(Extracted data entries)

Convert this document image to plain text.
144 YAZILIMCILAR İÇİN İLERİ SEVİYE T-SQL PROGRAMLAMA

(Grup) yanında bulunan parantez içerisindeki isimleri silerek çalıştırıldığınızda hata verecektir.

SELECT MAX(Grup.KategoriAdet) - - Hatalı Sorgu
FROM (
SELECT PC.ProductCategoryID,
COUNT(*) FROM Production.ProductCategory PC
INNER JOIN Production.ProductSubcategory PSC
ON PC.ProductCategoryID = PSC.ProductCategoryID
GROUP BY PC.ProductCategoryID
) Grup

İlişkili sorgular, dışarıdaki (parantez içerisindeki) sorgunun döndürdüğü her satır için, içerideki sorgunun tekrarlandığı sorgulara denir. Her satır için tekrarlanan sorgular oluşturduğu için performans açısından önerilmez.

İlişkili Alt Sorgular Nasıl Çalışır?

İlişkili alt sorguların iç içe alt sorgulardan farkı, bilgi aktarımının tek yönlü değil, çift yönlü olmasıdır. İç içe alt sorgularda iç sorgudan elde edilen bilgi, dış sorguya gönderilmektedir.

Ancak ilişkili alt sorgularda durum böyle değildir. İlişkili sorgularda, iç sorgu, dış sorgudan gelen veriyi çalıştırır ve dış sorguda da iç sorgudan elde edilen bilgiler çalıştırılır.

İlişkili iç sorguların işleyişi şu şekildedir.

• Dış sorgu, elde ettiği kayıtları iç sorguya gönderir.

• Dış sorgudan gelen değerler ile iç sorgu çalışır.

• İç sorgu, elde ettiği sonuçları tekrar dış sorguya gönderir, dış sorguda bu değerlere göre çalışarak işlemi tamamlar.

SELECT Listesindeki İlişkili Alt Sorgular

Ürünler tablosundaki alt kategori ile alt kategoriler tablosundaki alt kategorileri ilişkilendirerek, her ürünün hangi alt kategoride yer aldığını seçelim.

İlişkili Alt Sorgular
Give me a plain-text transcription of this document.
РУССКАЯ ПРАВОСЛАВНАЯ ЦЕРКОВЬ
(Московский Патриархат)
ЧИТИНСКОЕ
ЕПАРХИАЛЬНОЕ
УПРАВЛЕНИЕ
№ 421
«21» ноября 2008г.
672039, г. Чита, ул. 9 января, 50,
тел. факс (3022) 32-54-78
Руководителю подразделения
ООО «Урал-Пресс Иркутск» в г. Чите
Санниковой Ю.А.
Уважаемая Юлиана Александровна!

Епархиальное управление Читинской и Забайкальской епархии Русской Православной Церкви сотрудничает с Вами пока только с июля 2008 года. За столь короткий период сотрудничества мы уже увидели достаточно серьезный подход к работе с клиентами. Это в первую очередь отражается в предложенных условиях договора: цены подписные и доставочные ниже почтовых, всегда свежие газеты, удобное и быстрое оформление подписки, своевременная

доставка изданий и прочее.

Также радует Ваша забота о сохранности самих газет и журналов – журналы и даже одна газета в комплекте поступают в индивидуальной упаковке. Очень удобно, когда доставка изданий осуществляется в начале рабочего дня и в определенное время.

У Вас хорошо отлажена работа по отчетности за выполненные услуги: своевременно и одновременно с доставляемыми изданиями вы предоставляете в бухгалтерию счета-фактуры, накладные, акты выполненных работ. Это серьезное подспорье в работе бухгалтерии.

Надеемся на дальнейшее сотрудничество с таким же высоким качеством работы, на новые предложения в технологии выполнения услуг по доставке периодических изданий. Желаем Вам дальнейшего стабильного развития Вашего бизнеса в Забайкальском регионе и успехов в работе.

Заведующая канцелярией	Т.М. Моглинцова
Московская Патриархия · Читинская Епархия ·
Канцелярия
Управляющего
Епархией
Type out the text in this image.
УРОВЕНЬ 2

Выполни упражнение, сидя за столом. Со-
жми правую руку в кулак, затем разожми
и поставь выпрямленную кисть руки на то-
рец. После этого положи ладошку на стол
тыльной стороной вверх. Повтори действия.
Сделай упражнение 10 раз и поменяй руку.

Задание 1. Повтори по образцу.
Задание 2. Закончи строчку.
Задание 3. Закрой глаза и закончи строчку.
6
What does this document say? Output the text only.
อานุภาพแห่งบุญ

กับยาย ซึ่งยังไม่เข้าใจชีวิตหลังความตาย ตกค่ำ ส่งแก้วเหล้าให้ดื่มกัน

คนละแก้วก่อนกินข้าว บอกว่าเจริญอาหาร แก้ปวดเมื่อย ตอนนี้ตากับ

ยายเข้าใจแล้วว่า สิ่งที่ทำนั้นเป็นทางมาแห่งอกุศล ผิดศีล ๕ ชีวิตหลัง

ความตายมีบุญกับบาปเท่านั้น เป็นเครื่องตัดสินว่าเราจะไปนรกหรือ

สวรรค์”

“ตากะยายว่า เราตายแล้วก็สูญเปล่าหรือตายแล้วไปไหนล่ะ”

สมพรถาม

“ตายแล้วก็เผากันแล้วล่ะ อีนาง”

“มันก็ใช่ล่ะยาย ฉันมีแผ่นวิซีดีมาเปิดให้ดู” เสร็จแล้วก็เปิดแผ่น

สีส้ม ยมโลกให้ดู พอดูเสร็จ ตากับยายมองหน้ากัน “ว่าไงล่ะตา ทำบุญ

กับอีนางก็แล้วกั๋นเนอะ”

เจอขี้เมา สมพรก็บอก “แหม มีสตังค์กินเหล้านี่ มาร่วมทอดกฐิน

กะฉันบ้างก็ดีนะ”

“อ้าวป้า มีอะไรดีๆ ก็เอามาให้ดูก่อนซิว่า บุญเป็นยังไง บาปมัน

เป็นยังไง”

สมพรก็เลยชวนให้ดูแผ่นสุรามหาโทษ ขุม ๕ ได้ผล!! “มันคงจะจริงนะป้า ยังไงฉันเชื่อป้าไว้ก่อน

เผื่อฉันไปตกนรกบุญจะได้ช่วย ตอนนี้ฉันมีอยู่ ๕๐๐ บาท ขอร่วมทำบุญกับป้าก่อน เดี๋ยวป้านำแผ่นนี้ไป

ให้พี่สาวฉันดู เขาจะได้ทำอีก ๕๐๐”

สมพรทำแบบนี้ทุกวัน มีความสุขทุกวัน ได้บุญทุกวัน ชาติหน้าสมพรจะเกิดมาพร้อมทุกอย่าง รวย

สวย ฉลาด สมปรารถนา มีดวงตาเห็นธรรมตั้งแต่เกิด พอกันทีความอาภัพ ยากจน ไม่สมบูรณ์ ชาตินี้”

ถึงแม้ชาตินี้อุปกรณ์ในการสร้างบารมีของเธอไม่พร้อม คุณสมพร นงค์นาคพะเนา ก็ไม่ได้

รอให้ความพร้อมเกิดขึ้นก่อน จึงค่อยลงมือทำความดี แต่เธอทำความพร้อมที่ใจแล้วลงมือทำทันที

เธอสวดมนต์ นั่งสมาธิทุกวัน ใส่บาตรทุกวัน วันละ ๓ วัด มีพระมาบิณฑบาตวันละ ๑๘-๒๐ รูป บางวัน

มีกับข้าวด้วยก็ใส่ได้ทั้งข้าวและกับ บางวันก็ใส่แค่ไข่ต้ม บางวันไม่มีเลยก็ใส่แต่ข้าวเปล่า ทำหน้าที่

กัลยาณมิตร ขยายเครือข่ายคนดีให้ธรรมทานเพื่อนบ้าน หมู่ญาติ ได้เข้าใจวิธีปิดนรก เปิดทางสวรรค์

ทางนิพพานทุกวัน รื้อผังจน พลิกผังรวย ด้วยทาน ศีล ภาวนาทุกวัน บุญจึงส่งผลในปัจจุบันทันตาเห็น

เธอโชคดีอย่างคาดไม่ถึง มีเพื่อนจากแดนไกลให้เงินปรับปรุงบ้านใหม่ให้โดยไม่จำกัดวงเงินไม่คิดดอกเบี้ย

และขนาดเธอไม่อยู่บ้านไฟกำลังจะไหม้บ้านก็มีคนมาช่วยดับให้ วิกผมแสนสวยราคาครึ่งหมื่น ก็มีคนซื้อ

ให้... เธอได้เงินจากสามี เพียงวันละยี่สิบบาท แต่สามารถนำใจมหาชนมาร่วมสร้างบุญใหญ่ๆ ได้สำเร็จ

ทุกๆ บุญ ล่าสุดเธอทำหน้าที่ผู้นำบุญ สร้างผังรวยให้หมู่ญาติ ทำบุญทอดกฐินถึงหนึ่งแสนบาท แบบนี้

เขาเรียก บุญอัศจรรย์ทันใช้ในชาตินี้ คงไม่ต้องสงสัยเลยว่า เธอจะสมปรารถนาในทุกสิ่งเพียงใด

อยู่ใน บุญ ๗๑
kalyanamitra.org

▶ Problem details: Find the lines above that include the string "упражнение" and copy them.

▶ Task result:
Выполни упражнение, сидя за столом. Со-
Сделай упражнение 10 раз и поменяй руку.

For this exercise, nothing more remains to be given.